[The task]:
Please pull out every line that includes the string "segmentów".

[Records]:
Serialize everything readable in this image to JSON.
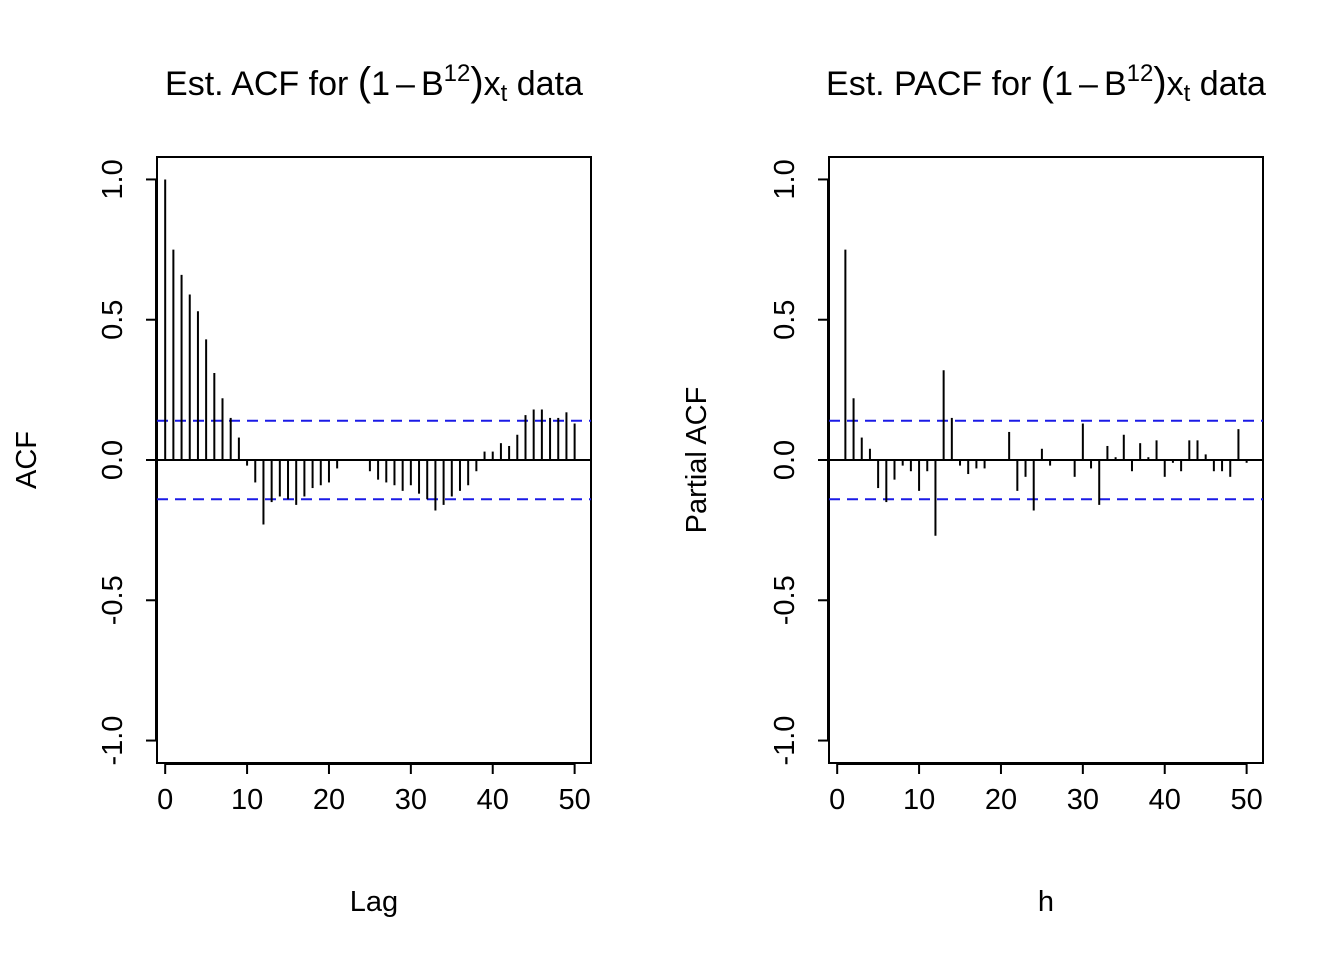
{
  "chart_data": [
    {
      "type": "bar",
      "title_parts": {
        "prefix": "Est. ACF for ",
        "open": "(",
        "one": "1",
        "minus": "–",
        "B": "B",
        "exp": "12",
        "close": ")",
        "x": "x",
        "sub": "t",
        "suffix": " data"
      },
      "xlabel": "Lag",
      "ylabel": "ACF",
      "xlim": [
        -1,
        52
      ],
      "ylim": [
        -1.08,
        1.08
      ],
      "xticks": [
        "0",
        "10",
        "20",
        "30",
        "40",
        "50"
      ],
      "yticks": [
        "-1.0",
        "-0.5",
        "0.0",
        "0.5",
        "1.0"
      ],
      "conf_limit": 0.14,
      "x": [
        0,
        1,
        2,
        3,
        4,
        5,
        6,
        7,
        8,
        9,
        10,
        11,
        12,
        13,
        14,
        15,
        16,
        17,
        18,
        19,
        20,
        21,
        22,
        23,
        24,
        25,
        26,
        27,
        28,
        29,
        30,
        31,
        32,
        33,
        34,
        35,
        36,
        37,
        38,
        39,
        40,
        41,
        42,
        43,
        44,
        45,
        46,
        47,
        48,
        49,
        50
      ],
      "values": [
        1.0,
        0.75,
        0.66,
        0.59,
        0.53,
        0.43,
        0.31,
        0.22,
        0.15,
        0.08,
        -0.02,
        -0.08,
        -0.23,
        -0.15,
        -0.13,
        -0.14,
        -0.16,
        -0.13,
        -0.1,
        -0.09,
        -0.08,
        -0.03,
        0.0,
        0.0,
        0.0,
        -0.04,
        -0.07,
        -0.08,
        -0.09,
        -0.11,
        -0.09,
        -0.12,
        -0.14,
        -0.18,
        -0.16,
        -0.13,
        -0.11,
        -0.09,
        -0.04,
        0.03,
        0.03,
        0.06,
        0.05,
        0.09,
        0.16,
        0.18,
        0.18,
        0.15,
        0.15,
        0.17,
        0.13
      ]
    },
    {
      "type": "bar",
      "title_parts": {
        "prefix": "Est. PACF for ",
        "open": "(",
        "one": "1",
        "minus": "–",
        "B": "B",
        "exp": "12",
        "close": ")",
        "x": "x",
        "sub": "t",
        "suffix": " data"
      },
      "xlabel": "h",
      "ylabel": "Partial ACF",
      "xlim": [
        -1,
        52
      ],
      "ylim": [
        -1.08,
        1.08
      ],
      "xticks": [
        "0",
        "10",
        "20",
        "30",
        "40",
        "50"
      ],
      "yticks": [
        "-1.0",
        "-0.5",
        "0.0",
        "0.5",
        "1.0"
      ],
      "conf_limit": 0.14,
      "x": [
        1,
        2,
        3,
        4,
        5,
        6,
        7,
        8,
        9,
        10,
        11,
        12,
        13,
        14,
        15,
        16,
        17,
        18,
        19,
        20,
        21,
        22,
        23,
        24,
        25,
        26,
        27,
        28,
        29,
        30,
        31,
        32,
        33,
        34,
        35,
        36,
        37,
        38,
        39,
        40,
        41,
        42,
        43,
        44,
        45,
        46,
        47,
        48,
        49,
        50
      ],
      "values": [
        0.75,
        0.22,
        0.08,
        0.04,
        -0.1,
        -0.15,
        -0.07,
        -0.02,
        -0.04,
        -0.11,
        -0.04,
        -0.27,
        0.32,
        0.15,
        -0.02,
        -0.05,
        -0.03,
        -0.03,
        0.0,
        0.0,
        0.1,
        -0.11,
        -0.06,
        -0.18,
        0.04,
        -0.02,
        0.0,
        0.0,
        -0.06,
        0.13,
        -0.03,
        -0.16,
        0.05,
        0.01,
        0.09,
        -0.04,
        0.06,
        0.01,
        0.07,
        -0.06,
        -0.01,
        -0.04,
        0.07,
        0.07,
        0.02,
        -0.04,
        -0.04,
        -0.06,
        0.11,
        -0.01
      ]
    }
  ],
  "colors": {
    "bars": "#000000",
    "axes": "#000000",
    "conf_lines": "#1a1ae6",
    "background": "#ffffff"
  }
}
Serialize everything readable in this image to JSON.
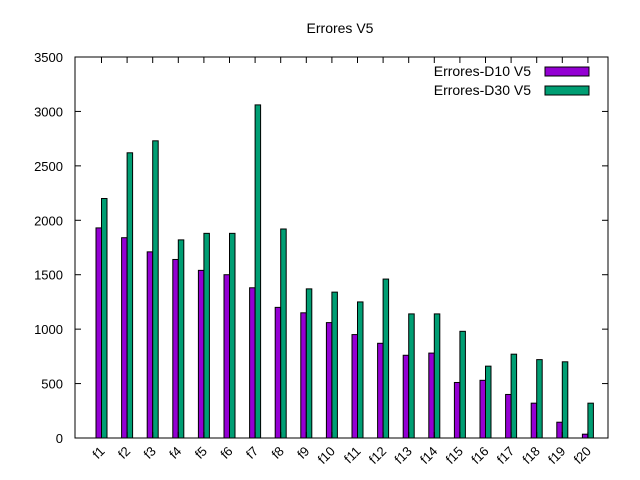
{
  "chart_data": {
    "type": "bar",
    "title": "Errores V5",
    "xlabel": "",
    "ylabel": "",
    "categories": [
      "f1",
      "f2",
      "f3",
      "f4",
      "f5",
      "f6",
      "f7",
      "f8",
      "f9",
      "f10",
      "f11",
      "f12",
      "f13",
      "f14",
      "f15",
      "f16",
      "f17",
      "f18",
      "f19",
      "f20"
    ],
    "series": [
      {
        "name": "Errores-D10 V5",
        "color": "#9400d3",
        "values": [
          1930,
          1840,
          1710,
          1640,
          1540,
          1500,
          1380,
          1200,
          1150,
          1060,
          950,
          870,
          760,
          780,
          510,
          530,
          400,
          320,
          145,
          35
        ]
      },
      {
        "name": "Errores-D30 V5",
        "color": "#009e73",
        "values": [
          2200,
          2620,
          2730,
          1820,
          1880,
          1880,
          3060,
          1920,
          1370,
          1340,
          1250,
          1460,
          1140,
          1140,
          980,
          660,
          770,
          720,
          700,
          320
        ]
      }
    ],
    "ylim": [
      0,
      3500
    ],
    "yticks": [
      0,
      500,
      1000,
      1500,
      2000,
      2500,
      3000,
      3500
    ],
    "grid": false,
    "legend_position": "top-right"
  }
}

...

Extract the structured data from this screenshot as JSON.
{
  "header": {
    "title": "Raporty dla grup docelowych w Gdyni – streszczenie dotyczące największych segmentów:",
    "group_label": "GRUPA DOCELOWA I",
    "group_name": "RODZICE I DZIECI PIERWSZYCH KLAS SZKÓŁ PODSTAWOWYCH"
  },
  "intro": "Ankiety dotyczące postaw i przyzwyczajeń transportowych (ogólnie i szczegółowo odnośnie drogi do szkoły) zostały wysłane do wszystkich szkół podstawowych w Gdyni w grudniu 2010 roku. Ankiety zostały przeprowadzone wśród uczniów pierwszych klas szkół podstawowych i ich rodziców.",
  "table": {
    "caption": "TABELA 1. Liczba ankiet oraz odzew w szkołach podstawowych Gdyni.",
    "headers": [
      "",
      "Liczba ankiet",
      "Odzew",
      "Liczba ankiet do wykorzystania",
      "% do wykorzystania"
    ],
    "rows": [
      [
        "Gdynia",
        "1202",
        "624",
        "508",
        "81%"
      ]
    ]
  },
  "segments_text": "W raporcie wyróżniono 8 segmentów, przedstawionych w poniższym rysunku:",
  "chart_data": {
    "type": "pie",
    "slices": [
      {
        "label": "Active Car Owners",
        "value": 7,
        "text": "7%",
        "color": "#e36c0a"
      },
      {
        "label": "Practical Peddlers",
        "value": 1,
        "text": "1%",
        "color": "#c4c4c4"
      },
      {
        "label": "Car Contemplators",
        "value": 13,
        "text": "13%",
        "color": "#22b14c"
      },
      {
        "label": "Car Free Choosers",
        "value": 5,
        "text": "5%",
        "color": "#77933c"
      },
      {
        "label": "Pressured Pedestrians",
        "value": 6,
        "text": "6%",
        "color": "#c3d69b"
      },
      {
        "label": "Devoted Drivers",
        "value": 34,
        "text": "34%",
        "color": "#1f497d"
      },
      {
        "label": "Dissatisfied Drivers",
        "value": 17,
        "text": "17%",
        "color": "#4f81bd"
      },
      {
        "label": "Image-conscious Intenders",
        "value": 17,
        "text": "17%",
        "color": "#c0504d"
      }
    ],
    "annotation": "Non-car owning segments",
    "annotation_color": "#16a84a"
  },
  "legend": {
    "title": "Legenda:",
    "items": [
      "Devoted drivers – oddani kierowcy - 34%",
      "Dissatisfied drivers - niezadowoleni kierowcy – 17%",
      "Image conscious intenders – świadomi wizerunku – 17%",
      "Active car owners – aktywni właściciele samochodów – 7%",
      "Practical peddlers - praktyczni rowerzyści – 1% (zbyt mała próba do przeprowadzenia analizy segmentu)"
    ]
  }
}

[Expected output]:
    "title": "Raporty dla grup docelowych w Gdyni – streszczenie dotyczące największych segmentów:",
  "segments_text": "W raporcie wyróżniono 8 segmentów, przedstawionych w poniższym rysunku:",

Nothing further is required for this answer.